▶ _Supplied material_:
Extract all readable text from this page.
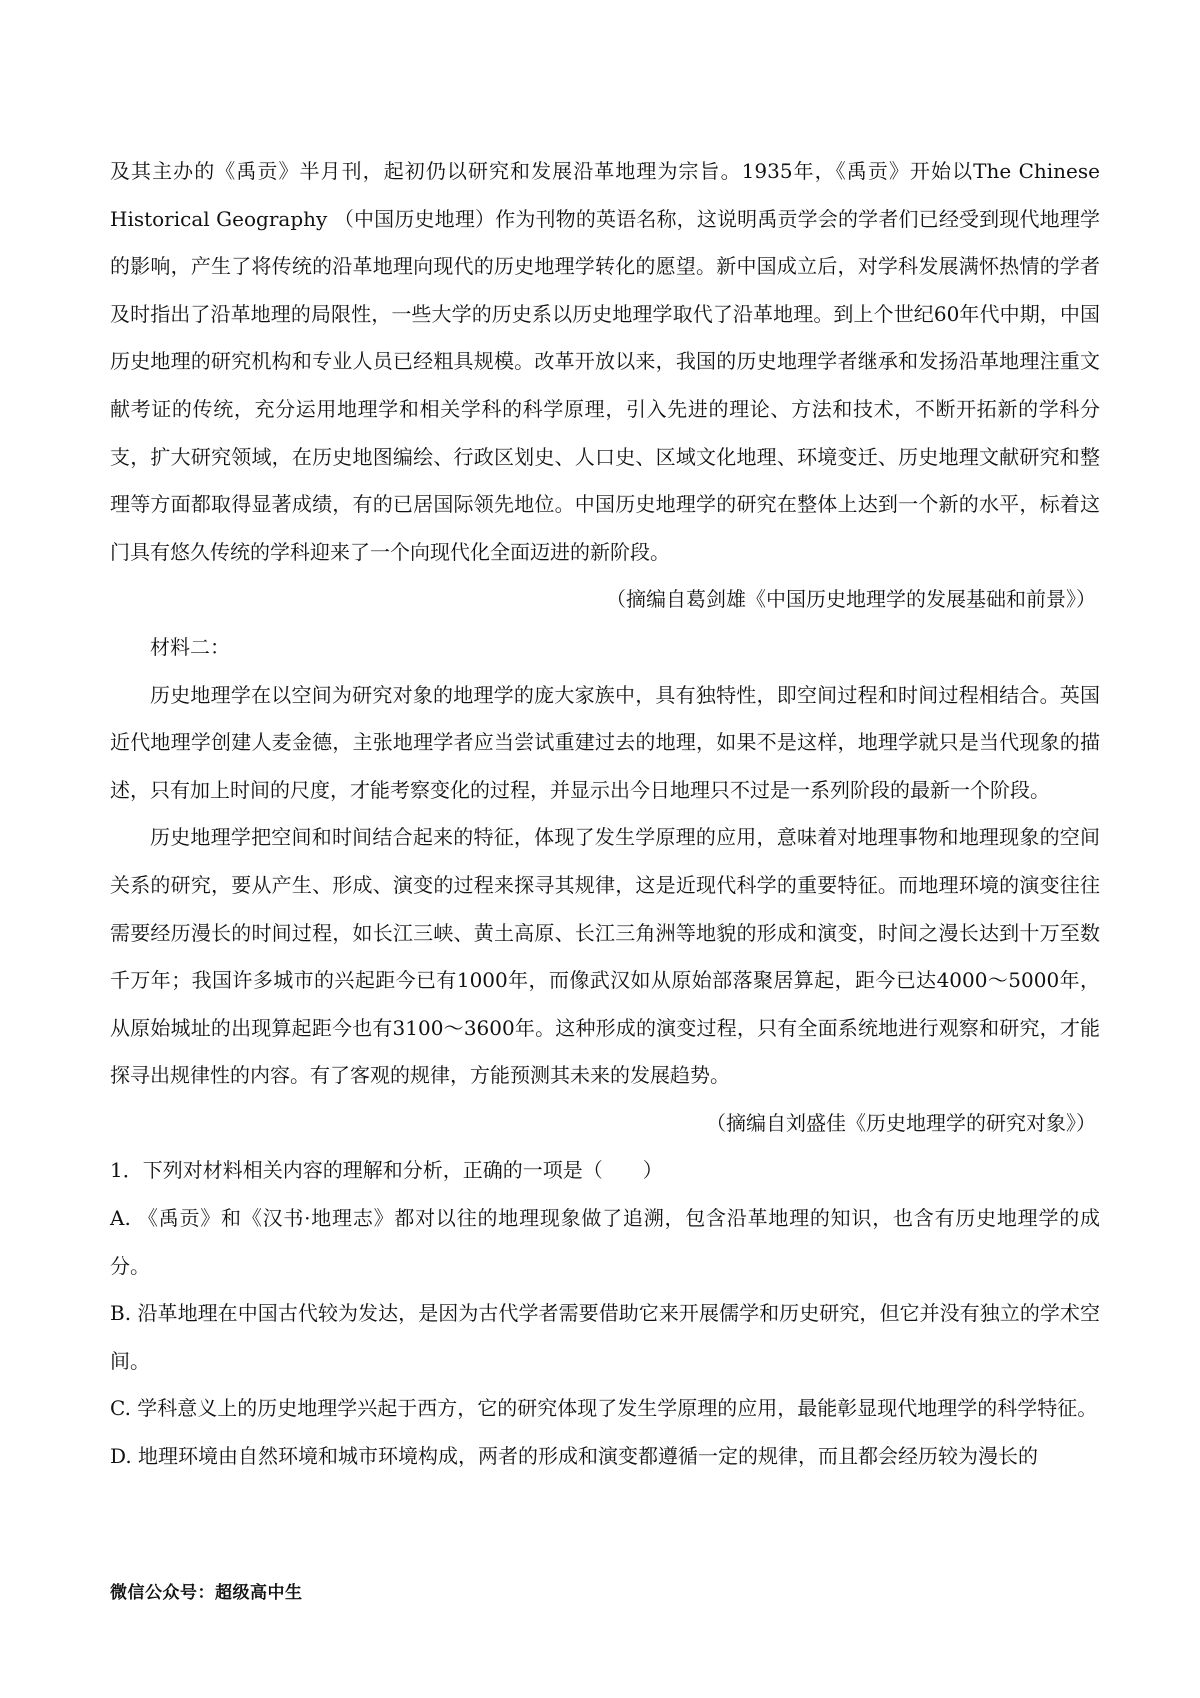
及其主办的《禹贡》半月刊，起初仍以研究和发展沿革地理为宗旨。1935年，《禹贡》开始以The Chinese Historical Geography （中国历史地理）作为刊物的英语名称，这说明禹贡学会的学者们已经受到现代地理学的影响，产生了将传统的沿革地理向现代的历史地理学转化的愿望。新中国成立后，对学科发展满怀热情的学者及时指出了沿革地理的局限性，一些大学的历史系以历史地理学取代了沿革地理。到上个世纪60年代中期，中国历史地理的研究机构和专业人员已经粗具规模。改革开放以来，我国的历史地理学者继承和发扬沿革地理注重文献考证的传统，充分运用地理学和相关学科的科学原理，引入先进的理论、方法和技术，不断开拓新的学科分支，扩大研究领域，在历史地图编绘、行政区划史、人口史、区域文化地理、环境变迁、历史地理文献研究和整理等方面都取得显著成绩，有的已居国际领先地位。中国历史地理学的研究在整体上达到一个新的水平，标着这门具有悠久传统的学科迎来了一个向现代化全面迈进的新阶段。

（摘编自葛剑雄《中国历史地理学的发展基础和前景》）

材料二：

历史地理学在以空间为研究对象的地理学的庞大家族中，具有独特性，即空间过程和时间过程相结合。英国近代地理学创建人麦金德，主张地理学者应当尝试重建过去的地理，如果不是这样，地理学就只是当代现象的描述，只有加上时间的尺度，才能考察变化的过程，并显示出今日地理只不过是一系列阶段的最新一个阶段。

历史地理学把空间和时间结合起来的特征，体现了发生学原理的应用，意味着对地理事物和地理现象的空间关系的研究，要从产生、形成、演变的过程来探寻其规律，这是近现代科学的重要特征。而地理环境的演变往往需要经历漫长的时间过程，如长江三峡、黄土高原、长江三角洲等地貌的形成和演变，时间之漫长达到十万至数千万年；我国许多城市的兴起距今已有1000年，而像武汉如从原始部落聚居算起，距今已达4000～5000年，从原始城址的出现算起距今也有3100～3600年。这种形成的演变过程，只有全面系统地进行观察和研究，才能探寻出规律性的内容。有了客观的规律，方能预测其未来的发展趋势。

（摘编自刘盛佳《历史地理学的研究对象》）

1．下列对材料相关内容的理解和分析，正确的一项是（　　）

A. 《禹贡》和《汉书·地理志》都对以往的地理现象做了追溯，包含沿革地理的知识，也含有历史地理学的成分。

B. 沿革地理在中国古代较为发达，是因为古代学者需要借助它来开展儒学和历史研究，但它并没有独立的学术空间。

C. 学科意义上的历史地理学兴起于西方，它的研究体现了发生学原理的应用，最能彰显现代地理学的科学特征。

D. 地理环境由自然环境和城市环境构成，两者的形成和演变都遵循一定的规律，而且都会经历较为漫长的

微信公众号：超级高中生
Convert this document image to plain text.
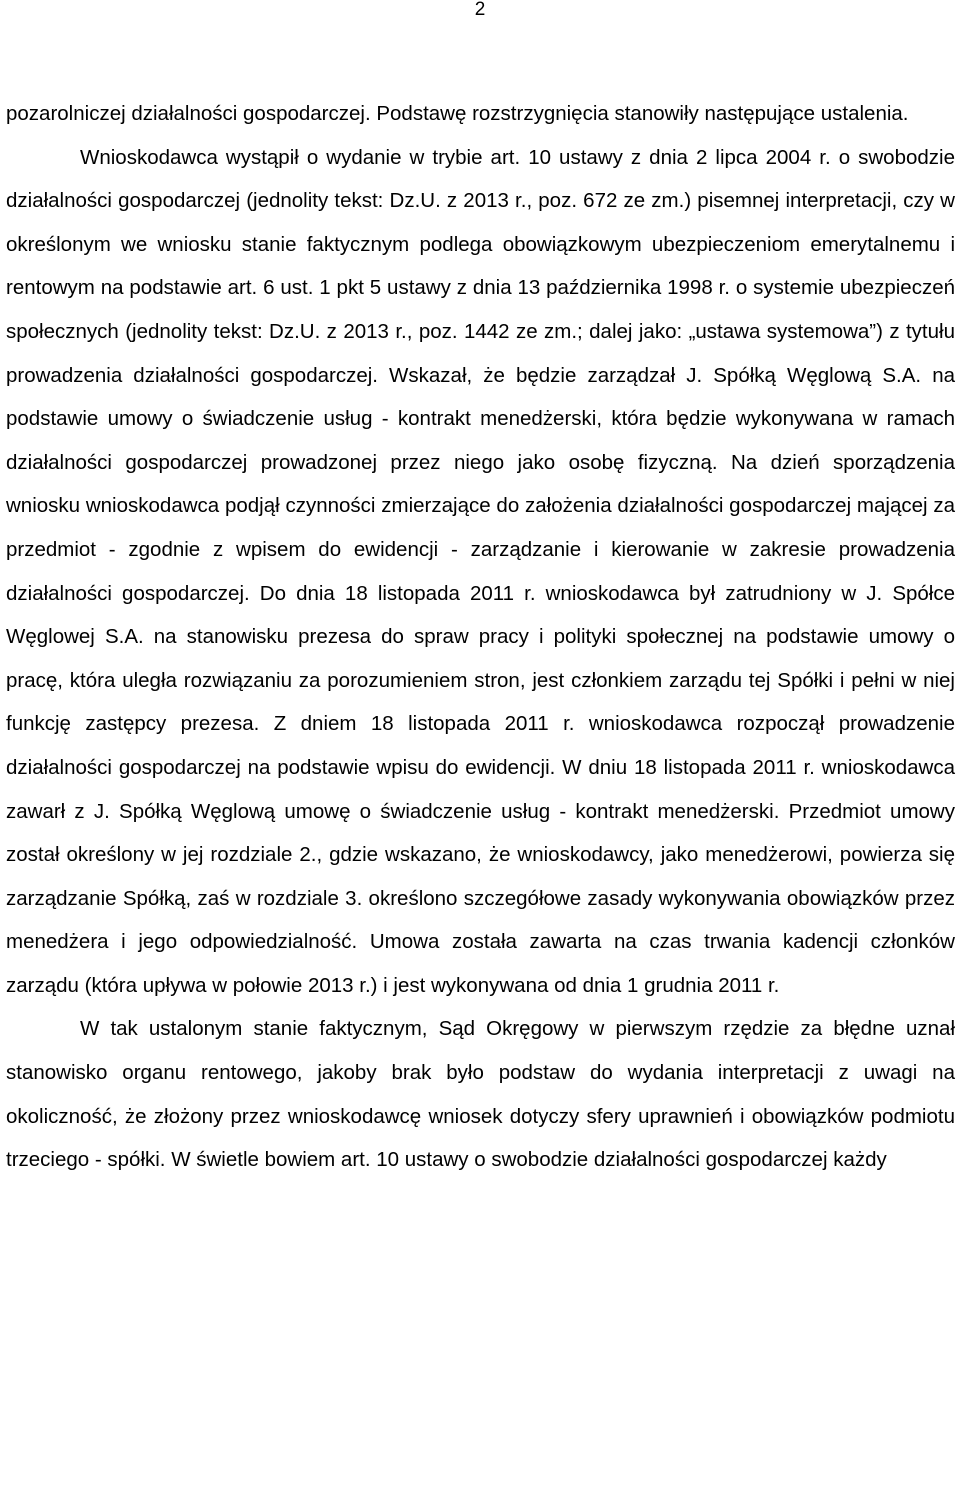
2

pozarolniczej działalności gospodarczej. Podstawę rozstrzygnięcia stanowiły następujące ustalenia.

Wnioskodawca wystąpił o wydanie w trybie art. 10 ustawy z dnia 2 lipca 2004 r. o swobodzie działalności gospodarczej (jednolity tekst: Dz.U. z 2013 r., poz. 672 ze zm.) pisemnej interpretacji, czy w określonym we wniosku stanie faktycznym podlega obowiązkowym ubezpieczeniom emerytalnemu i rentowym na podstawie art. 6 ust. 1 pkt 5 ustawy z dnia 13 października 1998 r. o systemie ubezpieczeń społecznych (jednolity tekst: Dz.U. z 2013 r., poz. 1442 ze zm.; dalej jako: „ustawa systemowa”) z tytułu prowadzenia działalności gospodarczej. Wskazał, że będzie zarządzał J. Spółką Węglową S.A. na podstawie umowy o świadczenie usług - kontrakt menedżerski, która będzie wykonywana w ramach działalności gospodarczej prowadzonej przez niego jako osobę fizyczną. Na dzień sporządzenia wniosku wnioskodawca podjął czynności zmierzające do założenia działalności gospodarczej mającej za przedmiot - zgodnie z wpisem do ewidencji - zarządzanie i kierowanie w zakresie prowadzenia działalności gospodarczej. Do dnia 18 listopada 2011 r. wnioskodawca był zatrudniony w J. Spółce Węglowej S.A. na stanowisku prezesa do spraw pracy i polityki społecznej na podstawie umowy o pracę, która uległa rozwiązaniu za porozumieniem stron, jest członkiem zarządu tej Spółki i pełni w niej funkcję zastępcy prezesa. Z dniem 18 listopada 2011 r. wnioskodawca rozpoczął prowadzenie działalności gospodarczej na podstawie wpisu do ewidencji. W dniu 18 listopada 2011 r. wnioskodawca zawarł z J. Spółką Węglową umowę o świadczenie usług - kontrakt menedżerski. Przedmiot umowy został określony w jej rozdziale 2., gdzie wskazano, że wnioskodawcy, jako menedżerowi, powierza się zarządzanie Spółką, zaś w rozdziale 3. określono szczegółowe zasady wykonywania obowiązków przez menedżera i jego odpowiedzialność. Umowa została zawarta na czas trwania kadencji członków zarządu (która upływa w połowie 2013 r.) i jest wykonywana od dnia 1 grudnia 2011 r.

W tak ustalonym stanie faktycznym, Sąd Okręgowy w pierwszym rzędzie za błędne uznał stanowisko organu rentowego, jakoby brak było podstaw do wydania interpretacji z uwagi na okoliczność, że złożony przez wnioskodawcę wniosek dotyczy sfery uprawnień i obowiązków podmiotu trzeciego - spółki. W świetle bowiem art. 10 ustawy o swobodzie działalności gospodarczej każdy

▶ _The task_: Find every line in the records above that contains the word "text", and copy each one.

▶ _Answer to the exercise_:
Extract all readable text from this page.
Convert this document image to plain text.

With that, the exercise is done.